**Job**.
Copy the lines exactly as they appear, starting with the line that contains "thumbs-up-icon: [391, 24, 403, 35]" and ending with the line that contains "comment-actions: 回复 669: [364, 624, 435, 639]", including both of those lines.

Spatial layout rows:
--*--

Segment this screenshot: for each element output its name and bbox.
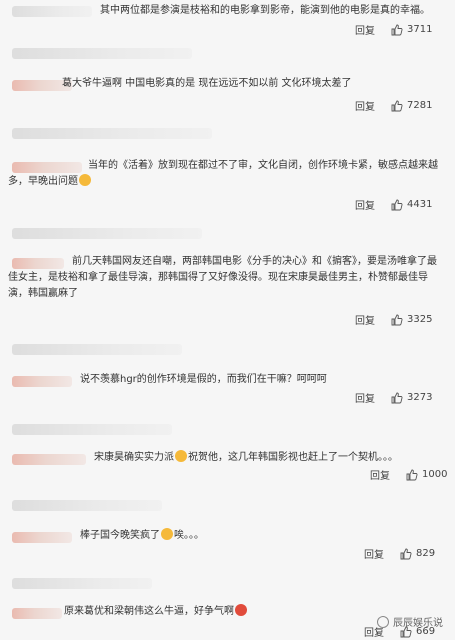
thumbs-up-icon: [391, 24, 403, 35]
thumbs-up-icon: [406, 469, 418, 480]
comment-text: 说不羡慕hgr的创作环境是假的，而我们在干嘛？呵呵呵: [80, 374, 327, 385]
comment-text-part1: 宋康昊确实实力派: [94, 452, 174, 463]
comment-actions: 回复 669: [364, 624, 435, 639]
comment-text-part2: 祝贺他，这几年韩国影视也赶上了一个契机。。。: [188, 452, 398, 463]
thumbs-up-icon: [391, 199, 403, 210]
blurred-username: [12, 454, 86, 465]
reply-button[interactable]: 回复: [355, 312, 375, 327]
like-button[interactable]: 3273: [391, 392, 432, 404]
comment-text: 其中两位都是参演是枝裕和的电影拿到影帝，能演到他的电影是真的幸福。: [100, 5, 430, 16]
blurred-username: [12, 376, 72, 387]
comment-text: 前几天韩国网友还自嘲，两部韩国电影《分手的决心》和《掮客》，要是汤唯拿了最佳女主…: [8, 256, 437, 299]
blurred-reply-preview: [12, 578, 152, 589]
comment-actions: 回复 4431: [355, 197, 432, 212]
reply-button[interactable]: 回复: [355, 197, 375, 212]
like-button[interactable]: 3711: [391, 24, 432, 36]
thumbs-up-icon: [400, 626, 412, 637]
comment-text-part2: 唉。。。: [174, 530, 204, 541]
blurred-reply-preview: [12, 228, 202, 239]
reply-button[interactable]: 回复: [370, 467, 390, 482]
like-count: 3711: [407, 24, 433, 35]
thumbs-up-icon: [391, 314, 403, 325]
like-button[interactable]: 3325: [391, 314, 432, 326]
like-button[interactable]: 669: [400, 626, 435, 638]
like-count: 4431: [407, 199, 433, 210]
blurred-reply-preview: [12, 128, 212, 139]
like-button[interactable]: 1000: [406, 469, 447, 481]
like-count: 669: [416, 626, 436, 637]
like-count: 1000: [422, 469, 448, 480]
comment-actions: 回复 829: [364, 546, 435, 561]
emoji-icon: [235, 604, 247, 616]
comment-actions: 回复 7281: [355, 98, 432, 113]
comment-text: 当年的《活着》放到现在都过不了审，文化自闭，创作环境卡紧，敏感点越来越多，早晚出…: [8, 158, 444, 190]
comment-text-body: 原来葛优和梁朝伟这么牛逼，好争气啊: [64, 606, 234, 617]
emoji-icon: [79, 174, 91, 186]
thumbs-up-icon: [391, 392, 403, 403]
comment-text: 原来葛优和梁朝伟这么牛逼，好争气啊: [64, 604, 314, 620]
comment-actions: 回复 1000: [370, 467, 447, 482]
comment-text: 宋康昊确实实力派 祝贺他，这几年韩国影视也赶上了一个契机。。。: [94, 450, 444, 466]
reply-button[interactable]: 回复: [364, 546, 384, 561]
comment-actions: 回复 3325: [355, 312, 432, 327]
comment-actions: 回复 3273: [355, 390, 432, 405]
blurred-username: [12, 532, 72, 543]
blurred-username: [12, 608, 62, 619]
comment-text-part1: 棒子国今晚笑疯了: [80, 530, 160, 541]
like-button[interactable]: 7281: [391, 100, 432, 112]
blurred-username: [12, 6, 92, 17]
reply-button[interactable]: 回复: [364, 624, 384, 639]
comment-text: 棒子国今晚笑疯了 唉。。。: [80, 528, 440, 544]
like-button[interactable]: 829: [400, 548, 435, 560]
emoji-icon: [161, 528, 173, 540]
like-count: 3273: [407, 392, 433, 403]
blurred-reply-preview: [12, 500, 162, 511]
thumbs-up-icon: [391, 100, 403, 111]
comment-text-body: 当年的《活着》放到现在都过不了审，文化自闭，创作环境卡紧，敏感点越来越多，早晚出…: [8, 160, 438, 187]
reply-button[interactable]: 回复: [355, 98, 375, 113]
comment-actions: 回复 3711: [355, 22, 432, 37]
comment-text: 葛大爷牛逼啊 中国电影真的是 现在远远不如以前 文化环境太差了: [62, 78, 352, 89]
emoji-icon: [175, 450, 187, 462]
like-count: 7281: [407, 100, 433, 111]
blurred-reply-preview: [12, 48, 192, 59]
blurred-reply-preview: [12, 344, 182, 355]
thumbs-up-icon: [400, 548, 412, 559]
reply-button[interactable]: 回复: [355, 22, 375, 37]
reply-button[interactable]: 回复: [355, 390, 375, 405]
like-button[interactable]: 4431: [391, 199, 432, 211]
like-count: 829: [416, 548, 436, 559]
like-count: 3325: [407, 314, 433, 325]
blurred-reply-preview: [12, 424, 172, 435]
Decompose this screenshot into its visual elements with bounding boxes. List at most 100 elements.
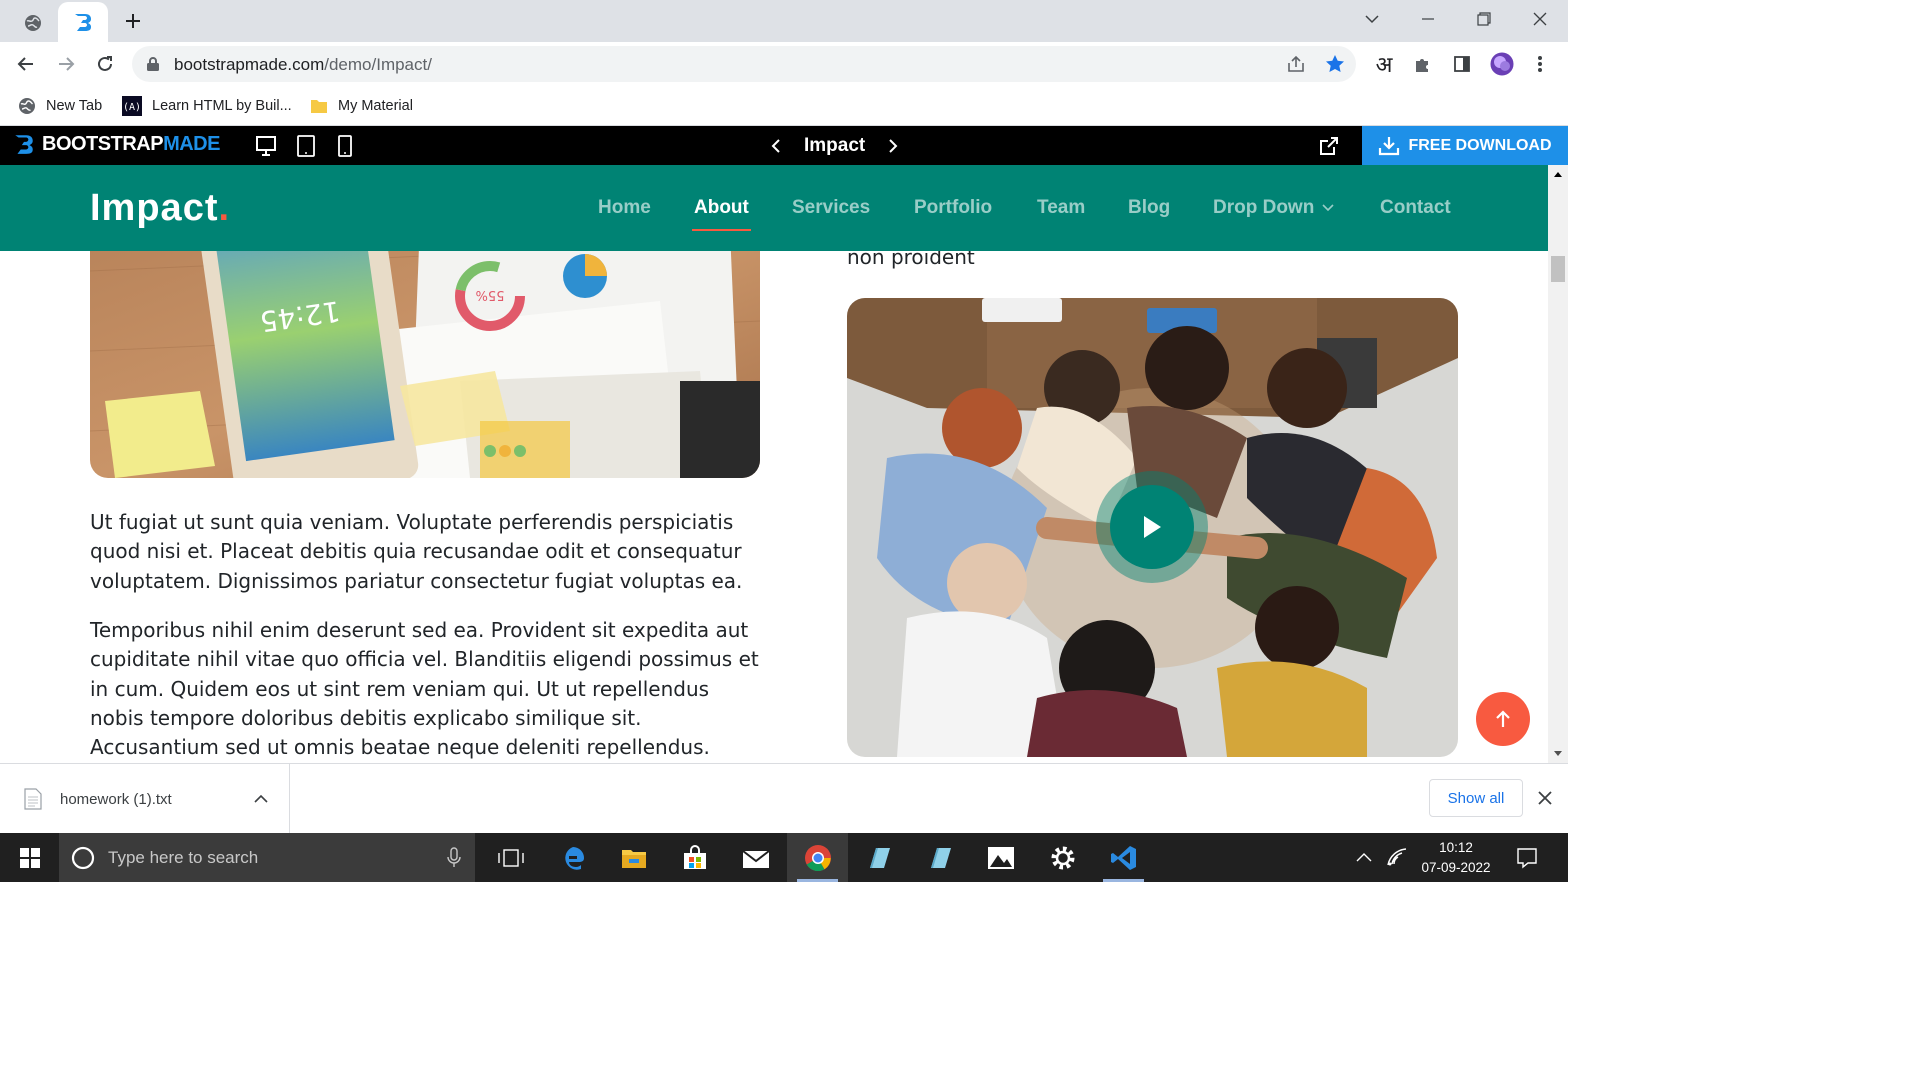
bookmark-new-tab[interactable]: New Tab xyxy=(18,92,102,120)
nav-label: Contact xyxy=(1380,197,1451,218)
nav-team[interactable]: Team xyxy=(1037,165,1085,251)
share-icon[interactable] xyxy=(1286,55,1306,73)
download-label: FREE DOWNLOAD xyxy=(1408,136,1552,154)
truncated-text: non proident xyxy=(847,251,975,269)
taskbar-app-2[interactable] xyxy=(909,833,970,882)
minimize-button[interactable] xyxy=(1408,4,1448,34)
taskbar-file-explorer[interactable] xyxy=(603,833,664,882)
scroll-down-arrow-icon[interactable] xyxy=(1553,750,1563,757)
restore-button[interactable] xyxy=(1464,4,1504,34)
windows-logo-icon xyxy=(19,847,40,868)
external-link-icon[interactable] xyxy=(1318,135,1340,157)
blue-tile-icon xyxy=(930,847,951,868)
edge-icon xyxy=(564,846,584,870)
download-item[interactable]: homework (1).txt xyxy=(0,764,290,834)
taskbar-photos[interactable] xyxy=(970,833,1031,882)
close-shelf-icon[interactable] xyxy=(1538,791,1552,805)
taskbar-search-box[interactable]: Type here to search xyxy=(59,833,475,882)
vscode-icon xyxy=(1110,845,1136,870)
site-logo[interactable]: Impact. xyxy=(90,187,230,230)
microphone-icon[interactable] xyxy=(447,847,461,869)
taskbar-settings[interactable] xyxy=(1032,833,1093,882)
task-view-button[interactable] xyxy=(480,833,541,882)
bootstrapmade-logo[interactable]: BOOTSTRAPMADE xyxy=(12,132,220,156)
taskbar-app-1[interactable] xyxy=(848,833,909,882)
tab-search-button[interactable] xyxy=(1352,4,1392,34)
nav-label: Home xyxy=(598,197,651,218)
show-all-downloads-button[interactable]: Show all xyxy=(1429,779,1523,817)
template-switcher: Impact xyxy=(770,126,899,165)
folder-icon xyxy=(311,100,327,113)
scroll-up-arrow-icon[interactable] xyxy=(1553,171,1563,178)
desktop-view-icon[interactable] xyxy=(255,135,277,157)
gear-icon xyxy=(1051,846,1074,869)
nav-label: Services xyxy=(792,197,871,218)
inactive-tab[interactable] xyxy=(8,4,58,42)
taskbar-edge[interactable] xyxy=(542,833,603,882)
bookmark-label: My Material xyxy=(338,98,413,114)
chart-percent-text: 55% xyxy=(476,287,505,302)
active-tab[interactable] xyxy=(58,2,108,42)
bookmark-my-material[interactable]: My Material xyxy=(310,92,413,120)
windows-taskbar: Type here to search 10:12 07-09-2022 xyxy=(0,833,1568,882)
back-button[interactable] xyxy=(10,48,42,80)
side-panel-button[interactable] xyxy=(1446,48,1478,80)
chrome-icon xyxy=(804,844,831,871)
store-bag-icon xyxy=(683,844,706,869)
chevron-right-icon[interactable] xyxy=(887,138,899,154)
scrollbar-thumb[interactable] xyxy=(1551,256,1565,282)
download-file-name: homework (1).txt xyxy=(60,791,172,808)
chevron-up-icon[interactable] xyxy=(254,794,268,803)
star-icon[interactable] xyxy=(1325,54,1345,74)
close-window-button[interactable] xyxy=(1520,4,1560,34)
puzzle-icon xyxy=(1416,59,1428,72)
new-tab-button[interactable] xyxy=(118,6,148,36)
logo-text-bootstrap: BOOTSTRAP xyxy=(42,132,164,155)
nav-label: Drop Down xyxy=(1213,197,1315,218)
mobile-view-icon[interactable] xyxy=(337,134,353,158)
chevron-down-icon xyxy=(1365,15,1379,24)
address-bar[interactable]: bootstrapmade.com/demo/Impact/ xyxy=(132,46,1356,82)
wifi-icon[interactable] xyxy=(1386,847,1408,867)
nav-about[interactable]: About xyxy=(692,165,751,251)
nav-blog[interactable]: Blog xyxy=(1128,165,1170,251)
profile-avatar[interactable] xyxy=(1486,48,1518,80)
arrow-left-icon xyxy=(17,57,33,71)
page-scrollbar[interactable] xyxy=(1548,165,1568,763)
play-video-button[interactable] xyxy=(1096,471,1208,583)
free-download-button[interactable]: FREE DOWNLOAD xyxy=(1362,126,1568,165)
reload-button[interactable] xyxy=(89,48,121,80)
nav-label: Portfolio xyxy=(914,197,993,218)
chrome-menu-button[interactable] xyxy=(1524,48,1556,80)
taskbar-mail[interactable] xyxy=(725,833,786,882)
nav-label: Team xyxy=(1037,197,1086,218)
extensions-button[interactable] xyxy=(1407,48,1439,80)
notification-icon[interactable] xyxy=(1516,847,1538,869)
forward-button[interactable] xyxy=(50,48,82,80)
bookmark-learn-html[interactable]: (A) Learn HTML by Buil... xyxy=(122,92,292,120)
nav-home[interactable]: Home xyxy=(598,165,651,251)
more-vert-icon xyxy=(1538,56,1542,72)
translate-extension-button[interactable]: अ xyxy=(1368,48,1400,80)
chevron-left-icon[interactable] xyxy=(770,138,782,154)
back-to-top-button[interactable] xyxy=(1476,692,1530,746)
taskbar-clock[interactable]: 10:12 07-09-2022 xyxy=(1410,838,1502,878)
avatar-icon xyxy=(1489,51,1515,77)
bookmark-label: New Tab xyxy=(46,98,103,114)
nav-services[interactable]: Services xyxy=(792,165,870,251)
clock-date: 07-09-2022 xyxy=(1421,860,1491,875)
folder-icon xyxy=(621,849,646,868)
freecodecamp-icon: (A) xyxy=(122,96,142,116)
search-placeholder: Type here to search xyxy=(108,848,259,867)
taskbar-vscode[interactable] xyxy=(1093,833,1154,882)
chevron-up-icon[interactable] xyxy=(1356,852,1372,862)
nav-portfolio[interactable]: Portfolio xyxy=(914,165,992,251)
url-text: bootstrapmade.com/demo/Impact/ xyxy=(174,55,432,75)
tab-strip xyxy=(0,0,1568,42)
taskbar-store[interactable] xyxy=(664,833,725,882)
nav-dropdown[interactable]: Drop Down xyxy=(1213,165,1334,251)
tablet-view-icon[interactable] xyxy=(296,134,316,158)
nav-contact[interactable]: Contact xyxy=(1380,165,1451,251)
taskbar-chrome[interactable] xyxy=(787,833,848,882)
start-button[interactable] xyxy=(0,833,59,882)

--*--

**Expected answer**.
thumbs-up-icon: [391, 24, 403, 35]
thumbs-up-icon: [406, 469, 418, 480]
comment-text: 说不羡慕hgr的创作环境是假的，而我们在干嘛？呵呵呵: [80, 374, 327, 385]
comment-text-part1: 宋康昊确实实力派: [94, 452, 174, 463]
comment-actions: 回复 669: [364, 624, 435, 639]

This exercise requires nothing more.